● **Task directions**
Your task is to output the listing word for word, with pictures excluded.
++++++
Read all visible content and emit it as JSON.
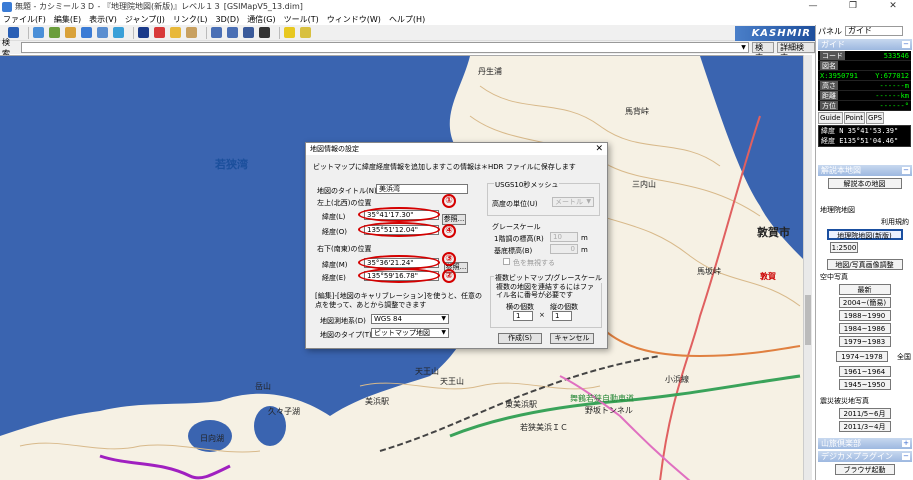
{
  "window": {
    "title": "無題 - カシミール３Ｄ - 『地理院地図(新版)』レベル１３ [GSIMapV5_13.dim]",
    "controls": [
      "—",
      "❐",
      "✕"
    ]
  },
  "menu": [
    "ファイル(F)",
    "編集(E)",
    "表示(V)",
    "ジャンプ(J)",
    "リンク(L)",
    "3D(D)",
    "通信(G)",
    "ツール(T)",
    "ウィンドウ(W)",
    "ヘルプ(H)"
  ],
  "brand": "KASHMIR 3D",
  "search": {
    "label": "検索",
    "value": "",
    "search_button": "検索",
    "detail_button": "詳細検索"
  },
  "panel": {
    "label": "パネル",
    "select": "ガイド",
    "guide_title": "ガイド",
    "guide_rows": [
      {
        "label": "コード",
        "value": "533546"
      },
      {
        "label": "図名",
        "value": ""
      },
      {
        "label": "X:3950791",
        "value": "Y:677012"
      },
      {
        "label": "高さ",
        "value": "------m"
      },
      {
        "label": "距離",
        "value": "------km"
      },
      {
        "label": "方位",
        "value": "------°"
      }
    ],
    "guide_buttons": [
      "Guide",
      "Point",
      "GPS"
    ],
    "lat": "緯度  N 35°41'53.39\"",
    "lon": "経度  E135°51'04.46\"",
    "kaisetsu_title": "解説本地図",
    "kaisetsu_btn": "解説本の地図",
    "chiriin_label": "地理院地図",
    "riyou": "利用規約",
    "chiriin_btn": "地理院地図(新版)",
    "scale_btn": "1:2500",
    "adjust_btn": "地図/写真画像調整",
    "aerial_label": "空中写真",
    "aerial": [
      "最新",
      "2004~(簡易)",
      "1988~1990",
      "1984~1986",
      "1979~1983",
      "1974~1978",
      "1961~1964",
      "1945~1950"
    ],
    "all_label": "全国",
    "quake_label": "震災被災地写真",
    "quake": [
      "2011/5~6月",
      "2011/3~4月"
    ],
    "kaiko_title": "山旅倶楽部",
    "dejikame_title": "デジカメプラグイン",
    "browse_btn": "ブラウザ起動"
  },
  "dialog": {
    "title": "地図情報の設定",
    "description": "ビットマップに緯度経度情報を追加しますこの情報は＊HDR ファイルに保存します",
    "map_title_label": "地図のタイトル(N)",
    "map_title_value": "美浜湾",
    "upper_left_label": "左上(北西)の位置",
    "lower_right_label": "右下(南東)の位置",
    "lat_label": "緯度(L)",
    "lon_label": "経度(O)",
    "lat2_label": "緯度(M)",
    "lon2_label": "経度(E)",
    "ul_lat": "35°41'17.30\"",
    "ul_lon": "135°51'12.04\"",
    "lr_lat": "35°36'21.24\"",
    "lr_lon": "135°59'16.78\"",
    "ref_button": "参照...",
    "note": "[編集]-[地図のキャリブレーション]を使うと、任意の点を使って、あとから調整できます",
    "datum_label": "地図測地系(D)",
    "datum_value": "WGS 84",
    "type_label": "地図のタイプ(T)",
    "type_value": "ビットマップ地図",
    "usgs_label": "USGS10秒メッシュ",
    "height_unit_label": "高度の単位(U)",
    "height_unit_value": "メートル",
    "gray_label": "グレースケール",
    "step_label": "1階調の標高(R)",
    "step_value": "10",
    "base_label": "基底標高(B)",
    "base_value": "0",
    "unit_m": "m",
    "ignore_color_label": "色を無視する",
    "multi_label": "複数ビットマップ/グレースケール",
    "multi_desc": "複数の地図を連結するにはファイル名に番号が必要です",
    "h_count_label": "横の個数",
    "v_count_label": "縦の個数",
    "h_count": "1",
    "v_count": "1",
    "times": "×",
    "create_button": "作成(S)",
    "cancel_button": "キャンセル",
    "annotations": [
      "①",
      "④",
      "③",
      "②"
    ]
  },
  "map_labels": {
    "wakasa_bay": "若狭湾",
    "tsuruga_city": "敦賀市",
    "tsuruga": "敦賀",
    "mihama_station": "美浜駅",
    "higashimihama": "東美浜駅",
    "maiwaka": "舞鶴若狭自動車道",
    "nosaka_tunnel": "野坂トンネル",
    "mihama_ic": "若狭美浜ＩＣ",
    "tenno": "天王山",
    "mt_dake": "岳山",
    "umamukai": "馬背峠",
    "kuzuka": "久々子湖",
    "hiruga": "日向湖",
    "umakaeri": "馬坂峠",
    "sanzaku": "三内山",
    "kamisuke": "天王山",
    "noto": "小浜線",
    "kushiro": "丹生浦"
  },
  "colors": {
    "sea": "#3a64b0",
    "land": "#f6f1e4",
    "road_green": "#3aa35a",
    "road_purple": "#a020c0"
  }
}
++++++
● **The solution**
Read all visible content and emit it as JSON.
{
  "window": {
    "title": "無題 - カシミール３Ｄ - 『地理院地図(新版)』レベル１３ [GSIMapV5_13.dim]",
    "controls": [
      "—",
      "❐",
      "✕"
    ]
  },
  "menu": [
    "ファイル(F)",
    "編集(E)",
    "表示(V)",
    "ジャンプ(J)",
    "リンク(L)",
    "3D(D)",
    "通信(G)",
    "ツール(T)",
    "ウィンドウ(W)",
    "ヘルプ(H)"
  ],
  "brand": "KASHMIR 3D",
  "search": {
    "label": "検索",
    "value": "",
    "search_button": "検索",
    "detail_button": "詳細検索"
  },
  "panel": {
    "label": "パネル",
    "select": "ガイド",
    "guide_title": "ガイド",
    "guide_rows": [
      {
        "label": "コード",
        "value": "533546"
      },
      {
        "label": "図名",
        "value": ""
      },
      {
        "label": "X:3950791",
        "value": "Y:677012"
      },
      {
        "label": "高さ",
        "value": "------m"
      },
      {
        "label": "距離",
        "value": "------km"
      },
      {
        "label": "方位",
        "value": "------°"
      }
    ],
    "guide_buttons": [
      "Guide",
      "Point",
      "GPS"
    ],
    "lat": "緯度  N 35°41'53.39\"",
    "lon": "経度  E135°51'04.46\"",
    "kaisetsu_title": "解説本地図",
    "kaisetsu_btn": "解説本の地図",
    "chiriin_label": "地理院地図",
    "riyou": "利用規約",
    "chiriin_btn": "地理院地図(新版)",
    "scale_btn": "1:2500",
    "adjust_btn": "地図/写真画像調整",
    "aerial_label": "空中写真",
    "aerial": [
      "最新",
      "2004~(簡易)",
      "1988~1990",
      "1984~1986",
      "1979~1983",
      "1974~1978",
      "1961~1964",
      "1945~1950"
    ],
    "all_label": "全国",
    "quake_label": "震災被災地写真",
    "quake": [
      "2011/5~6月",
      "2011/3~4月"
    ],
    "kaiko_title": "山旅倶楽部",
    "dejikame_title": "デジカメプラグイン",
    "browse_btn": "ブラウザ起動"
  },
  "dialog": {
    "title": "地図情報の設定",
    "description": "ビットマップに緯度経度情報を追加しますこの情報は＊HDR ファイルに保存します",
    "map_title_label": "地図のタイトル(N)",
    "map_title_value": "美浜湾",
    "upper_left_label": "左上(北西)の位置",
    "lower_right_label": "右下(南東)の位置",
    "lat_label": "緯度(L)",
    "lon_label": "経度(O)",
    "lat2_label": "緯度(M)",
    "lon2_label": "経度(E)",
    "ul_lat": "35°41'17.30\"",
    "ul_lon": "135°51'12.04\"",
    "lr_lat": "35°36'21.24\"",
    "lr_lon": "135°59'16.78\"",
    "ref_button": "参照...",
    "note": "[編集]-[地図のキャリブレーション]を使うと、任意の点を使って、あとから調整できます",
    "datum_label": "地図測地系(D)",
    "datum_value": "WGS 84",
    "type_label": "地図のタイプ(T)",
    "type_value": "ビットマップ地図",
    "usgs_label": "USGS10秒メッシュ",
    "height_unit_label": "高度の単位(U)",
    "height_unit_value": "メートル",
    "gray_label": "グレースケール",
    "step_label": "1階調の標高(R)",
    "step_value": "10",
    "base_label": "基底標高(B)",
    "base_value": "0",
    "unit_m": "m",
    "ignore_color_label": "色を無視する",
    "multi_label": "複数ビットマップ/グレースケール",
    "multi_desc": "複数の地図を連結するにはファイル名に番号が必要です",
    "h_count_label": "横の個数",
    "v_count_label": "縦の個数",
    "h_count": "1",
    "v_count": "1",
    "times": "×",
    "create_button": "作成(S)",
    "cancel_button": "キャンセル",
    "annotations": [
      "①",
      "④",
      "③",
      "②"
    ]
  },
  "map_labels": {
    "wakasa_bay": "若狭湾",
    "tsuruga_city": "敦賀市",
    "tsuruga": "敦賀",
    "mihama_station": "美浜駅",
    "higashimihama": "東美浜駅",
    "maiwaka": "舞鶴若狭自動車道",
    "nosaka_tunnel": "野坂トンネル",
    "mihama_ic": "若狭美浜ＩＣ",
    "tenno": "天王山",
    "mt_dake": "岳山",
    "umamukai": "馬背峠",
    "kuzuka": "久々子湖",
    "hiruga": "日向湖",
    "umakaeri": "馬坂峠",
    "sanzaku": "三内山",
    "kamisuke": "天王山",
    "noto": "小浜線",
    "kushiro": "丹生浦"
  },
  "colors": {
    "sea": "#3a64b0",
    "land": "#f6f1e4",
    "road_green": "#3aa35a",
    "road_purple": "#a020c0"
  }
}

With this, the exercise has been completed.